ĆWICZENIA:
(A) Przepisz z tekstu do czytania fragment, który zaczyna się od „Forum AmigaOne Zone” i kończy na „FB jednak lubi/używa.”.
(B) Na podstawie tekstu do czytania odpowiedz krótko na pytania:
(i) O której godzinie 21 listopada 2016 roku opublikował wpis użytkownik amigowiec?
(ii) Ile kopii AmigaOS 4.1 FE sprzedano w Polsce według cytowanego wyliczenia?
(iii) Jaką łączną liczbę aktywnych amigowców wszystkich frakcji w Polsce podaje wpis?
(C) Przedstaw w formie listy akapit tekstu do czytania zaczynający się od słów „Np. W Polsce sprzedano”, zachowując jego główne fakty.

----- TEKST DO CZYTANIA -----

Forum AmigaOne Zone
https://forum.amigaone.pl/

Hyperion na Fecebooku
https://forum.amigaone.pl/amigaos-f3/hyperion-na-fecebooku-t891-15.html
Strona 2 z 2

Autor:  amigowiec [ poniedziałek, 21 lis 2016, 19:11 ]
Tytuł:  Re: Hyperion na Fecebooku

Cóż, każdy ma prawo do swojej opinii aczkolwiek stwierdzenie ":wydaje mi się, że amigowcy FB nie lubią", badź "z moich kontaków z częścią amigowców śmiem twierdzić, iż znakomita większość z nich za FB nie przepada" jest znacznie różna od trywialnego wróżenia z fusów pt "amigowcy FB nie lubią". Cóż, Piotr Potera, Radzik, Jubi, Krashan, Trvor Dickinson, Dan Wood, Tim Wright, Bjorn Lynne, Steve Benway, Moya Jackie McGeugh, Dave Haynie, Daniel Muessener, Lyle Hazelwood, Thomas Frieden, Epsilon i wielu, wielu innych FB jednak lubi/używa.
Choć oczywiście wg Ciebie oni pewnie nic nie znaczą bądź amigowcami wg Twojej zasady nie są.

Autor:  adam [ poniedziałek, 21 lis 2016, 19:15 ]
Tytuł:  Re: Hyperion na Fecebooku

Mufa napisał(a):
Można różnorako liczyć
Np. W Polsce sprzedano około 100 kopii AmigaOS 4.1 FE. Mosowców w kraju nad Wisłą akurat jest więcej powiedzmy 150. Razem daje to liczbę 250, jeśli opierać się na wnioskach z ankiety Radzia do tej liczby należy dodać 750 osób amigujących na klasyku, bo taki był stosunek głosów w obu ankietach.

Czyli mamy około 1.000 aktywnych amigowców wszystkich frakcji w Polsce.

----- DOSTARCZONY MATERIAŁ -----

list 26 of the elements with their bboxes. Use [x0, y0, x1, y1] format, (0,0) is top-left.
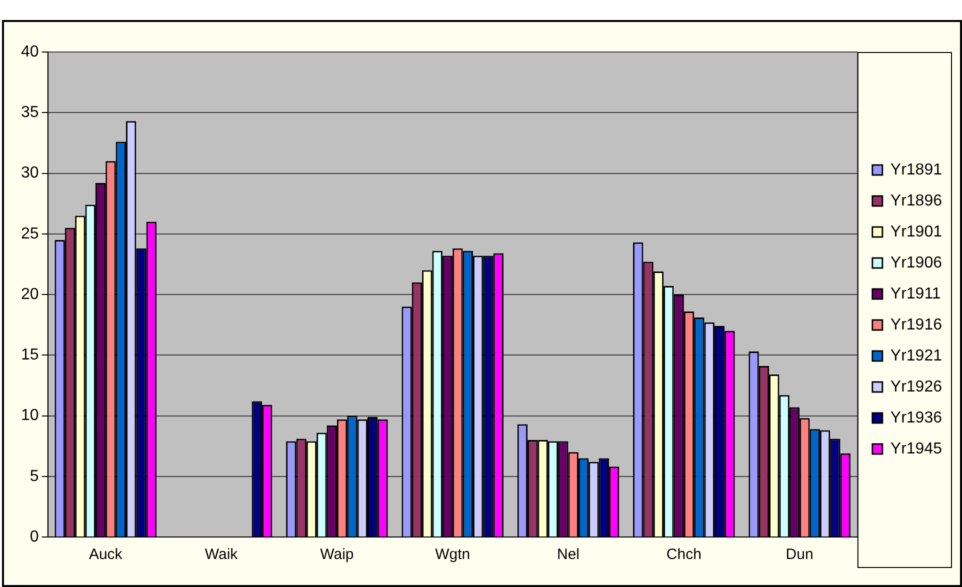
- y-tick-label: 15: [21, 346, 39, 364]
- y-tick-label: 20: [21, 286, 39, 303]
- legend-label: Yr1926: [890, 378, 942, 396]
- legend-label: Yr1896: [890, 192, 942, 210]
- x-tick-label: Wgtn: [435, 546, 470, 564]
- legend-label: Yr1906: [890, 254, 942, 272]
- y-tick-label: 5: [30, 468, 39, 485]
- x-tick-label: Auck: [88, 546, 123, 564]
- y-tick-label: 40: [21, 43, 39, 60]
- x-tick-label: Dun: [786, 546, 814, 564]
- x-tick-label: Waik: [204, 546, 238, 564]
- legend-label: Yr1891: [890, 161, 942, 178]
- legend-label: Yr1936: [890, 409, 942, 426]
- x-tick-label: Chch: [666, 546, 702, 564]
- legend-label: Yr1916: [890, 316, 942, 334]
- y-tick-label: 30: [21, 164, 39, 182]
- y-tick-label: 0: [30, 528, 39, 546]
- y-tick-label: 10: [21, 407, 39, 424]
- y-tick-label: 25: [21, 225, 39, 242]
- x-tick-label: Nel: [557, 546, 580, 564]
- y-tick-label: 35: [21, 104, 39, 122]
- x-tick-label: Waip: [320, 546, 354, 564]
- legend-label: Yr1921: [890, 347, 942, 364]
- legend-label: Yr1945: [890, 440, 942, 458]
- legend-label: Yr1911: [890, 285, 941, 302]
- legend-label: Yr1901: [890, 223, 942, 240]
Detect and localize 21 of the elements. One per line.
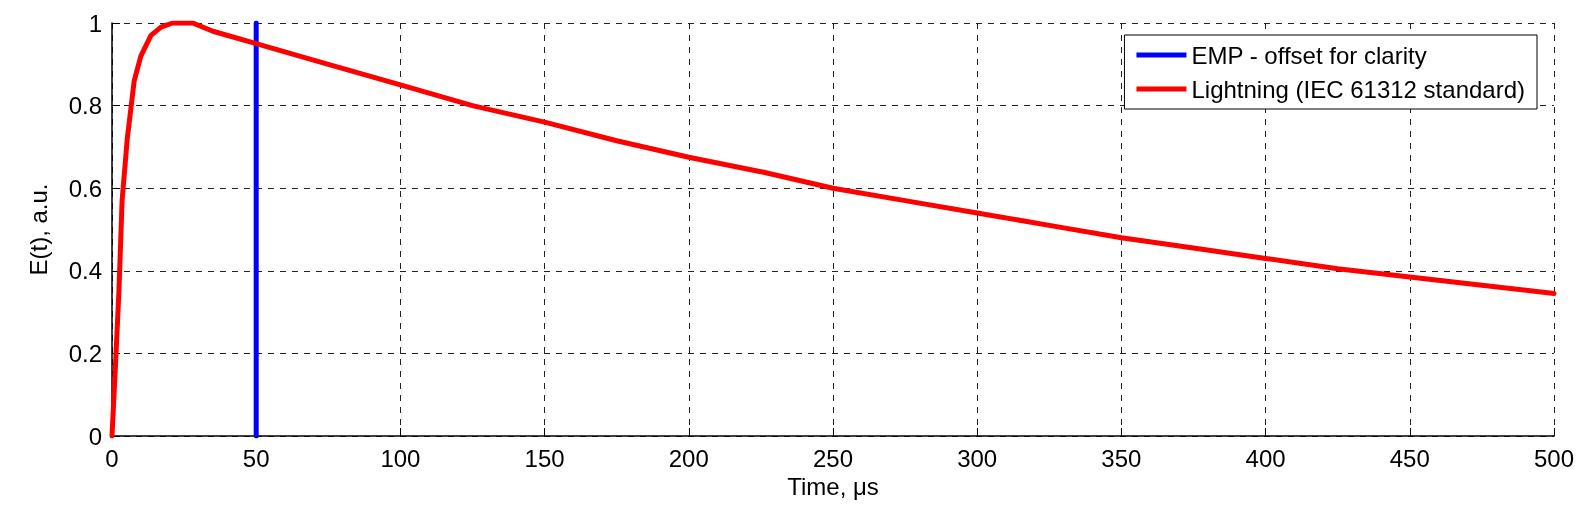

-----

ODPOWIEDZI:
(A)
Forum AmigaOne Zone
https://forum.amigaone.pl/

Hyperion na Fecebooku
https://forum.amigaone.pl/amigaos-f3/hyperion-na-fecebooku-t891-15.html
Strona 2 z 2

Autor:  amigowiec [ poniedziałek, 21 lis 2016, 19:11 ]
Tytuł:  Re: Hyperion na Fecebooku

Cóż, każdy ma prawo do swojej opinii aczkolwiek stwierdzenie ":wydaje mi się, że amigowcy FB nie lubią", badź "z moich kontaków z częścią amigowców śmiem twierdzić, iż znakomita większość z nich za FB nie przepada" jest znacznie różna od trywialnego wróżenia z fusów pt "amigowcy FB nie lubią". Cóż, Piotr Potera, Radzik, Jubi, Krashan, Trvor Dickinson, Dan Wood, Tim Wright, Bjorn Lynne, Steve Benway, Moya Jackie McGeugh, Dave Haynie, Daniel Muessener, Lyle Hazelwood, Thomas Frieden, Epsilon i wielu, wielu innych FB jednak lubi/używa.

(B)
(i) O 19:11.
(ii) Około 100 kopii.
(iii) Około 1000.

(C)
- W Polsce sprzedano około 100 kopii AmigaOS 4.1 FE.
- Mosowców w Polsce jest więcej, szacunkowo 150.
- Łącznie daje to 250 osób.
- Według wniosków z ankiety Radzia należy dodać 750 osób amigujących na klasyku, zgodnie ze stosunkiem głosów w obu ankietach.